■ Selected excerpt ■
* begin *

Whatever insecurities he faced, Edgar found an outlet for self-expression through literature. Allan seems to have supported the boy’s creative endeavors. He shared a manuscript of Edgar’s poetry with the headmaster and indicated an interest in seeking its publication. However, the headmaster suppressed the publication, fearing that authorship might make young Edgar too full of himself.

Soon enough, Allan would have no interest in Edgar’s work altogether. Whether it was the turmoil of a creative temperament or some shortcoming of personality, Edgar apparently developed into a bit of an ingrate. Allan describes the teenage boy as: “miserable,” “sulky,” “ill-tempered,” with “not a spark of affection for us, not a particle of gratitude for all my care and kindness toward him.”

The ‘ill-tempered’ one enrolled at the University of Virginia, where he showed more interest in gambling than study. Edgar’s tenure there lasted all of one semester, after which time Allan refused to pay for his education. The man’s generosity had run dry. It was replaced by a wealthy amount of animosity.

* end *

(Rows from a layout dataset)
* begin *

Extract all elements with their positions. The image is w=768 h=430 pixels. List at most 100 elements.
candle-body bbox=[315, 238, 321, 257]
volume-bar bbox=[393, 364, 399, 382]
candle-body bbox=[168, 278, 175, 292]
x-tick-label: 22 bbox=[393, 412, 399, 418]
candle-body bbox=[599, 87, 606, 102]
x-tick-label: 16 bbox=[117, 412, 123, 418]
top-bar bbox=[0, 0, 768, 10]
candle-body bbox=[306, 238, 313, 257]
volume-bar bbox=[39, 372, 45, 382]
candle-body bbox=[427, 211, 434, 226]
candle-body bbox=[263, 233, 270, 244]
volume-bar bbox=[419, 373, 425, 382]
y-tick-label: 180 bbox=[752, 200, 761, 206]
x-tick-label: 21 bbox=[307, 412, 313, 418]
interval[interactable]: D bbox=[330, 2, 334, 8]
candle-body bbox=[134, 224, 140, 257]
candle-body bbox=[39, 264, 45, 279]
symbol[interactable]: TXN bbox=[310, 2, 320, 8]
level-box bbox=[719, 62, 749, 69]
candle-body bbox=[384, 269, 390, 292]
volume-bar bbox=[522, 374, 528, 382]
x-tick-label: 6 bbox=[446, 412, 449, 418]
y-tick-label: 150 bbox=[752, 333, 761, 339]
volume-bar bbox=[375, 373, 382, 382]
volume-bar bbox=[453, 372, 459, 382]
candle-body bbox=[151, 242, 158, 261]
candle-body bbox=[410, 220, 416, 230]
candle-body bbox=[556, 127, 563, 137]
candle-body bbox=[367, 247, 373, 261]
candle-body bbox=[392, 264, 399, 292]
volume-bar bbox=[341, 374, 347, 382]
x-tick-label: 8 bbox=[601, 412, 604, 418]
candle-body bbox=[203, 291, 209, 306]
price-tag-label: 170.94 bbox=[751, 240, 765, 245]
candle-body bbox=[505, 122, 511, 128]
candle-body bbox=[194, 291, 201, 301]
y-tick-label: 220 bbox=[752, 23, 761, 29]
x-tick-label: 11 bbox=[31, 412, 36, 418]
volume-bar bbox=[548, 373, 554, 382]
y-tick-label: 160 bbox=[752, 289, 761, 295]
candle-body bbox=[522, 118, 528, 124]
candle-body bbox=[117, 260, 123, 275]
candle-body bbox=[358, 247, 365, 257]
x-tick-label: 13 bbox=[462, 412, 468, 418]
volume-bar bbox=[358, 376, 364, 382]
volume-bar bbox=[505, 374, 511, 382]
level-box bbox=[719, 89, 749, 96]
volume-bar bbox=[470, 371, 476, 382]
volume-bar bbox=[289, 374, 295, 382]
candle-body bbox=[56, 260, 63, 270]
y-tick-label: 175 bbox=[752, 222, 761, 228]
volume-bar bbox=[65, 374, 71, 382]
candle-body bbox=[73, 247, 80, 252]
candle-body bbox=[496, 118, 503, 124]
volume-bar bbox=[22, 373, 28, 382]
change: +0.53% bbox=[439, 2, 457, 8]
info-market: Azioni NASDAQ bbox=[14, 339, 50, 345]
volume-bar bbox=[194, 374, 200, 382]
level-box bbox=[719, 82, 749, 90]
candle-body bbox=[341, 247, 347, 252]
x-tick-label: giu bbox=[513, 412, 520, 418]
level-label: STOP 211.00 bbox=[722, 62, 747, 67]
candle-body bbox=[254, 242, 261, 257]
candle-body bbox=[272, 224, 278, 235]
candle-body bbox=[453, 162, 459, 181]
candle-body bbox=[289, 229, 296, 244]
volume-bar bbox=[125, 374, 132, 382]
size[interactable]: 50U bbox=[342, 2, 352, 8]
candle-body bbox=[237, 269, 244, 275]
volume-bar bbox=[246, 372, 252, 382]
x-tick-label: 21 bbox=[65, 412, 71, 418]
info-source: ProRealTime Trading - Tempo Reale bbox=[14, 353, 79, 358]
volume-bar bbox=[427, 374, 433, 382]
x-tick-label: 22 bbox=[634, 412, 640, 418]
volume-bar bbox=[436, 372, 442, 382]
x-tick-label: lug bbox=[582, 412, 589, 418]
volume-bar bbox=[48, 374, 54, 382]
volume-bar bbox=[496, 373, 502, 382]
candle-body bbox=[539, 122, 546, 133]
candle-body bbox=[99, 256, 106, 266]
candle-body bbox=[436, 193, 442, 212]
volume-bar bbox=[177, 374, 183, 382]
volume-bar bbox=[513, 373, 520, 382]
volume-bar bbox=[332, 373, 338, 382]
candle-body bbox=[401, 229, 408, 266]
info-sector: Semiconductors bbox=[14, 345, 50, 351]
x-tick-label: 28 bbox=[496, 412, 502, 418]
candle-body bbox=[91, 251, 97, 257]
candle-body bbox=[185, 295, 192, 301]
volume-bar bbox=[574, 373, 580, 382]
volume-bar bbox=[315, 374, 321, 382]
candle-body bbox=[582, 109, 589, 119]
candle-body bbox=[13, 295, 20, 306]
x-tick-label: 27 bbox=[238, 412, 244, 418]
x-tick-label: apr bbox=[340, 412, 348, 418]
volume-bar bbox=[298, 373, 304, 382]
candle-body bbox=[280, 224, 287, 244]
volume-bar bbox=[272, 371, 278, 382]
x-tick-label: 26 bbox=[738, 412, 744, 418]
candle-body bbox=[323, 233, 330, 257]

* end *

■ Task directions ■
Write the next few paragraphs of the passage about Edgar and Allan, starting after its final sentence.

■ Result of the exercise ■
In March 1827, after one too many a quarrel, Edgar left the Allan household for the last time. He did continue to send letters, however. These letters involve a curious mixture of defiance and begging. Edgar writes: “My determination is at length taken…to find some place in this wide world, where I will be treated not as you have treated me.” He adds that his “resolution is unalterable.” However, the very next paragraph brings an abrupt change of tone as he writes: “Send me, I entreat you, some money immediately.”

Even as late as 1833 – some six years after he stormed out of Allan’s home – Edgar sent him a letter saying: “I am perishing – absolutely perishing for want of aid…For God’s sake pity me, and save me from destruction.”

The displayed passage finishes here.